**What the exercise asks:** List every line below containing "right".

++++ Data lines ++++

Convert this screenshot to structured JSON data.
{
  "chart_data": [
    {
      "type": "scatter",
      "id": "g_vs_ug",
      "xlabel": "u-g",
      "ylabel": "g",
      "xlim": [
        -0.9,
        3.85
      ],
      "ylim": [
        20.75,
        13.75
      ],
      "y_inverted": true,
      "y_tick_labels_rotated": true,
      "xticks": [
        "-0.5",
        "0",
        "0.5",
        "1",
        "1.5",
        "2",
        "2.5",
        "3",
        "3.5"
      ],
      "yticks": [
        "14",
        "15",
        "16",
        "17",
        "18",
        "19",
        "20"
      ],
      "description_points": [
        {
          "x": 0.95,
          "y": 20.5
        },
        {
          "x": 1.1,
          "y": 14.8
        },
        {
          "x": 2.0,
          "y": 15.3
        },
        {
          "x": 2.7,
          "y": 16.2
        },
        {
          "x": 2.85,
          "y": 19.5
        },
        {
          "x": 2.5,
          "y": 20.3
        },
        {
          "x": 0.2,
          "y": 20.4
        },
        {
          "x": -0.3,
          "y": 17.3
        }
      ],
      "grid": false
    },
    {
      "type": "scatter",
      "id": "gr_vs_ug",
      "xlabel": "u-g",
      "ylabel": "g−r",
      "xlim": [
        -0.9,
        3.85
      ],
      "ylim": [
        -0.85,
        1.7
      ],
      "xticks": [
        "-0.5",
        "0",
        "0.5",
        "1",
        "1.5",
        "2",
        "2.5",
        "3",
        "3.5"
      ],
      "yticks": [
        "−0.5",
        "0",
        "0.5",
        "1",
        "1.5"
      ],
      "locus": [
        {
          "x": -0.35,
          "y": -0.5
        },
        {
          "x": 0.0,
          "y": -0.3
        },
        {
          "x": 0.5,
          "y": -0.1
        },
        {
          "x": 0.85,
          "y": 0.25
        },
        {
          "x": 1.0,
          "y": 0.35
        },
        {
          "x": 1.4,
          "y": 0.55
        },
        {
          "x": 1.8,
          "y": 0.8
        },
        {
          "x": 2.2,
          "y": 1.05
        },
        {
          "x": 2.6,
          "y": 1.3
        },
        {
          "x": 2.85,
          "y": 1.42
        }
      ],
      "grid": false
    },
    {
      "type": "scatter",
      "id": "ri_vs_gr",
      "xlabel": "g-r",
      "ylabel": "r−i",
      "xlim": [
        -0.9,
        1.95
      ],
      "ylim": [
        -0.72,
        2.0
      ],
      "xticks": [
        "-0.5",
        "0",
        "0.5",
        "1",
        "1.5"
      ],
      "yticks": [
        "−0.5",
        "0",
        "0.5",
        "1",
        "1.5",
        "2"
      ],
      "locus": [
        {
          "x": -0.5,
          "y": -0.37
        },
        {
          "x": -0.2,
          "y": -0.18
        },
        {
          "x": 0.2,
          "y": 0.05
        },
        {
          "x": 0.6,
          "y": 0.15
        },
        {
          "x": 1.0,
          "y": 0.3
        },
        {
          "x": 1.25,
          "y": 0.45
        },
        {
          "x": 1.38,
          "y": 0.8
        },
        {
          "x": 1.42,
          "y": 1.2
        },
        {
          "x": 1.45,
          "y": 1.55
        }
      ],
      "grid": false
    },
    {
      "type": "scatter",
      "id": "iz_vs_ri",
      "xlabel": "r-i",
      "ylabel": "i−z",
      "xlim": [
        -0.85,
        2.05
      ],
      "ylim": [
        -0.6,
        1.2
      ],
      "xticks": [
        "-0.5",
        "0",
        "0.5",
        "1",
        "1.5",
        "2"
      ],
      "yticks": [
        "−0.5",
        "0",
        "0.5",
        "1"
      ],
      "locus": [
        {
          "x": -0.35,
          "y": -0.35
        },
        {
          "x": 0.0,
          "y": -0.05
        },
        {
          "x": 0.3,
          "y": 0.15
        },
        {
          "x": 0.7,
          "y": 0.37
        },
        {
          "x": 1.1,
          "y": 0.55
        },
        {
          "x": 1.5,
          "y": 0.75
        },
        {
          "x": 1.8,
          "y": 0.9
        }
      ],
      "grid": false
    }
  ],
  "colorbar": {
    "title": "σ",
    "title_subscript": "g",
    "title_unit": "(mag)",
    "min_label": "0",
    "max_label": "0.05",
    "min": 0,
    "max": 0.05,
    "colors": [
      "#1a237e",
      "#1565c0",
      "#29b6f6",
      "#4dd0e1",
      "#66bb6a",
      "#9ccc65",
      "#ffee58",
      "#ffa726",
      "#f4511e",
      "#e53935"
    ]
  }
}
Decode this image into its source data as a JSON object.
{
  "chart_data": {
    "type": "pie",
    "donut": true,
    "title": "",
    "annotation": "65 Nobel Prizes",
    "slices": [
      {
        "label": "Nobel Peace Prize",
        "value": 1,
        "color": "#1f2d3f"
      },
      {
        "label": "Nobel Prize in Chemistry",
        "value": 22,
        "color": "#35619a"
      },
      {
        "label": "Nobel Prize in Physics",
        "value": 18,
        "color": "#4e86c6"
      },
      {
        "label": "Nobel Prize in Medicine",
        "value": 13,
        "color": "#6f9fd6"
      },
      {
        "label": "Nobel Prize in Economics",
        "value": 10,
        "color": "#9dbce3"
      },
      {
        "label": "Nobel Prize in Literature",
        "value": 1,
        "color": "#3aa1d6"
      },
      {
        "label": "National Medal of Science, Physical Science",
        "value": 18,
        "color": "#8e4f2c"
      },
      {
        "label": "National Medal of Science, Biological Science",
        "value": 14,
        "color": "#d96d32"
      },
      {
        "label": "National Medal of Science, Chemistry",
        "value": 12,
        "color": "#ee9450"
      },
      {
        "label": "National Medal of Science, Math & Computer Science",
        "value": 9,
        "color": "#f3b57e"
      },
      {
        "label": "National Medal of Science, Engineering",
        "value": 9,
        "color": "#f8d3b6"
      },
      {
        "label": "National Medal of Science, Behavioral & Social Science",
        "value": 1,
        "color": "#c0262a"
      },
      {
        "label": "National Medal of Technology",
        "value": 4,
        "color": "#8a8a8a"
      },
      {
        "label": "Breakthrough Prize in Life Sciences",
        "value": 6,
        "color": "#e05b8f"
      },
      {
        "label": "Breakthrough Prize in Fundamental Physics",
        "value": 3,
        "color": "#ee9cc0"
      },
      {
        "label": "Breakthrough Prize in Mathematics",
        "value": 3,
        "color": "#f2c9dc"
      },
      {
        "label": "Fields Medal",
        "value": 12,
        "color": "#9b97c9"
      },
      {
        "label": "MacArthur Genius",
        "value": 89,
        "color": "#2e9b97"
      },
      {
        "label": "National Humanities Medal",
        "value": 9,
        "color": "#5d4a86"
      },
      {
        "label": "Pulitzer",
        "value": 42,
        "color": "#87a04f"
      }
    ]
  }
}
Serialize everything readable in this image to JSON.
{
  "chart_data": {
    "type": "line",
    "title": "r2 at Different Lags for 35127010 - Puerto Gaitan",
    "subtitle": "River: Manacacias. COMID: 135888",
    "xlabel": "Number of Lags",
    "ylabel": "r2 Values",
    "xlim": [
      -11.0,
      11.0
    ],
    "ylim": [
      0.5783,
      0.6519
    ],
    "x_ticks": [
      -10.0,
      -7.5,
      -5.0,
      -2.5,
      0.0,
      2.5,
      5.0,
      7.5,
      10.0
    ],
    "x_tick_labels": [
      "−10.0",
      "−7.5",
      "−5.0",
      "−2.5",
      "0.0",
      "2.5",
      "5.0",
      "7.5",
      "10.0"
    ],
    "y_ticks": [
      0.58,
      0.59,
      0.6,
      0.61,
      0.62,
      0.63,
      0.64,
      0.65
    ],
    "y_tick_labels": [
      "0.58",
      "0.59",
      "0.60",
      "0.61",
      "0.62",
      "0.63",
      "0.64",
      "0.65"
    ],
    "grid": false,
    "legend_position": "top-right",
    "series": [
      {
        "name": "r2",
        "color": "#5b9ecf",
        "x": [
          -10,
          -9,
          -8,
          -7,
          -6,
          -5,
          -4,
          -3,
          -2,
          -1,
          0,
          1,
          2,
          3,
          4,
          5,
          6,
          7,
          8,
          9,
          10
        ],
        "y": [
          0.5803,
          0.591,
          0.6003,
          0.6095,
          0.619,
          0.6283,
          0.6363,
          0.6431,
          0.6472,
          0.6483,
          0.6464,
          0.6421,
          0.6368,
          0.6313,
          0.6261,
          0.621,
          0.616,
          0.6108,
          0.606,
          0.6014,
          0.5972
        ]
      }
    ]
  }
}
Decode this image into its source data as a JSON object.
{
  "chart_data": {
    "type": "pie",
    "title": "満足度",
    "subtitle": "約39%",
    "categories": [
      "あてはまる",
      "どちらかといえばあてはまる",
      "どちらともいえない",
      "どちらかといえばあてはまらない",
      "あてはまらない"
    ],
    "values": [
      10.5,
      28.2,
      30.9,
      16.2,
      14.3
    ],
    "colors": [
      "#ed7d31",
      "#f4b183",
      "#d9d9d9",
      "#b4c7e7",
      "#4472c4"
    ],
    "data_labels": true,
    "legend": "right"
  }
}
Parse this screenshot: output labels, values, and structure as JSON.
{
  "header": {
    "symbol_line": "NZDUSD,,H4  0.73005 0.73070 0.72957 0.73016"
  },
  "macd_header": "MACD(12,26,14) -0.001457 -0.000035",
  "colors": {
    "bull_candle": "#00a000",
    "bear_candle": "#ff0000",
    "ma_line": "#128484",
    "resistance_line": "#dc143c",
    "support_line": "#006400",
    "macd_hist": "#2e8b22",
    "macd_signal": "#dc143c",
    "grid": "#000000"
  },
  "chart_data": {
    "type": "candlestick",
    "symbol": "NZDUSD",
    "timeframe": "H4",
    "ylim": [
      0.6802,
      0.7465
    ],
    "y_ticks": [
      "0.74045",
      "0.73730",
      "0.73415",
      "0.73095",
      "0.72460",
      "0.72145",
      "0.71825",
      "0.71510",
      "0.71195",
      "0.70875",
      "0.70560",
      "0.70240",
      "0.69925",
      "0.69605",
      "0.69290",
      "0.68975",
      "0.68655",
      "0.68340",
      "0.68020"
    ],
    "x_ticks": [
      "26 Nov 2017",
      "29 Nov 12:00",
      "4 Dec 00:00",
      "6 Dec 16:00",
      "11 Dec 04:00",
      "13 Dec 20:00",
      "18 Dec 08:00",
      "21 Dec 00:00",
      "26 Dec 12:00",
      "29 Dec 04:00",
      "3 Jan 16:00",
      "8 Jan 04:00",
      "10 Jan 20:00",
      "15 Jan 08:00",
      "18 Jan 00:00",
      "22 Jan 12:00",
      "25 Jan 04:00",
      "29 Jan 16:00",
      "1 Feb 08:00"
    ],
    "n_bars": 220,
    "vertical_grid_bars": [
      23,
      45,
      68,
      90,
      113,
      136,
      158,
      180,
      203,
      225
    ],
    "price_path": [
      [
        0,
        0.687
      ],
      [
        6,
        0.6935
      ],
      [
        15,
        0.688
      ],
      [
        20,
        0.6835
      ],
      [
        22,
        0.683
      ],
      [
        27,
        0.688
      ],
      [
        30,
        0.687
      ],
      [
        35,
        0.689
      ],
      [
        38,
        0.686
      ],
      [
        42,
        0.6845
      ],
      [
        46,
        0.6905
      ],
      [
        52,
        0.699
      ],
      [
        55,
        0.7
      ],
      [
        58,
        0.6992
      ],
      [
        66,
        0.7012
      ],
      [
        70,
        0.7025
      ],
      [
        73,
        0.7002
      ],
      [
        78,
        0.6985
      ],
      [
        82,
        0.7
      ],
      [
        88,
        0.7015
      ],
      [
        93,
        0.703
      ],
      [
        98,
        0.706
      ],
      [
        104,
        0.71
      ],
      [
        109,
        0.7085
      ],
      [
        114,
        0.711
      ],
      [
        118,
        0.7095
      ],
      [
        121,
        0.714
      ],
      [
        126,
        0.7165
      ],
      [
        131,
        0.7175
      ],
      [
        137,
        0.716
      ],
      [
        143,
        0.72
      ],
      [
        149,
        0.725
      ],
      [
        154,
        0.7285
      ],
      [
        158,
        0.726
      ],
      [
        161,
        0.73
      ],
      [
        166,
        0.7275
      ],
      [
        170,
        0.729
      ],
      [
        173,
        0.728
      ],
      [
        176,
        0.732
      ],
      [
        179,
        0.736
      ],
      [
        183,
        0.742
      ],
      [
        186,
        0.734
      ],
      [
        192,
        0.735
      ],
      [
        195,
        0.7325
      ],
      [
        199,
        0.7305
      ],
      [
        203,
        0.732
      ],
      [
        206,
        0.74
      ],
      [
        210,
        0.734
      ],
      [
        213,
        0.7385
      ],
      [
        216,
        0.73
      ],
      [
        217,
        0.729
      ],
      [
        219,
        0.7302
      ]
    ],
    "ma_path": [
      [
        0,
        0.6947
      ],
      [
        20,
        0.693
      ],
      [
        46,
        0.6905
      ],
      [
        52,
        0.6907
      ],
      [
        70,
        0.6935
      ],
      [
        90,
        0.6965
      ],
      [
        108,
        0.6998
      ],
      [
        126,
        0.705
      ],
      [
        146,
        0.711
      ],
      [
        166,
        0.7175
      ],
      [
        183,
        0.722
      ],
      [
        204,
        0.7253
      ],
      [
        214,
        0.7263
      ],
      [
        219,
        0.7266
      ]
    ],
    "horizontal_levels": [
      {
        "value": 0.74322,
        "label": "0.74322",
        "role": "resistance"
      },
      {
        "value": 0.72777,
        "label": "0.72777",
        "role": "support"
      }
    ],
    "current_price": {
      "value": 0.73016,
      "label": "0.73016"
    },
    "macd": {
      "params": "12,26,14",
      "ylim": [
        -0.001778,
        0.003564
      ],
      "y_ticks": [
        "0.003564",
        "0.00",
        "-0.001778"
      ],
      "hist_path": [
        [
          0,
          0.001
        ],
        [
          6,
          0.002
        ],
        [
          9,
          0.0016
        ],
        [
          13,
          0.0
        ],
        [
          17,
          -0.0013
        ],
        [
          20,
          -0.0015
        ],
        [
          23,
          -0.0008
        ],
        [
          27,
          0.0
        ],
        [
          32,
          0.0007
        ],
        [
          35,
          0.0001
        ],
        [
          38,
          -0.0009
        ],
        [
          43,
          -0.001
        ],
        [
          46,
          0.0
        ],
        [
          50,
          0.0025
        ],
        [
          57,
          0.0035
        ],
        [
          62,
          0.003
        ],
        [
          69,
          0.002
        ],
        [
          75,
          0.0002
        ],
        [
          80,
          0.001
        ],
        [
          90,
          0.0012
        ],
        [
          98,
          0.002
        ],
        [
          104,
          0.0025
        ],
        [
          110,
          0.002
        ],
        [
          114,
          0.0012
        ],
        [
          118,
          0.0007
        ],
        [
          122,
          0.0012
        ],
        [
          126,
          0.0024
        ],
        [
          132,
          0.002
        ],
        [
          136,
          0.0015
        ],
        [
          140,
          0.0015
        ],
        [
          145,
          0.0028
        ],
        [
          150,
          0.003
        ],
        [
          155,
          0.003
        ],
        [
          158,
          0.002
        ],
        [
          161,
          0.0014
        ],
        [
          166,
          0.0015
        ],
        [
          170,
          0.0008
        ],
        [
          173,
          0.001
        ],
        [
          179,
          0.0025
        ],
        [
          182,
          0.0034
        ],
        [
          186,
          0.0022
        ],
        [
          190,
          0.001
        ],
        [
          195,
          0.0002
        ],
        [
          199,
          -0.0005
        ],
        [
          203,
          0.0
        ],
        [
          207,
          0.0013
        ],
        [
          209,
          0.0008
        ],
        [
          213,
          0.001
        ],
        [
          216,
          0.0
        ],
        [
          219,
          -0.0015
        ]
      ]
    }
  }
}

++++

**Full answer:**
    "legend_position": "top-right",
    "legend": "right"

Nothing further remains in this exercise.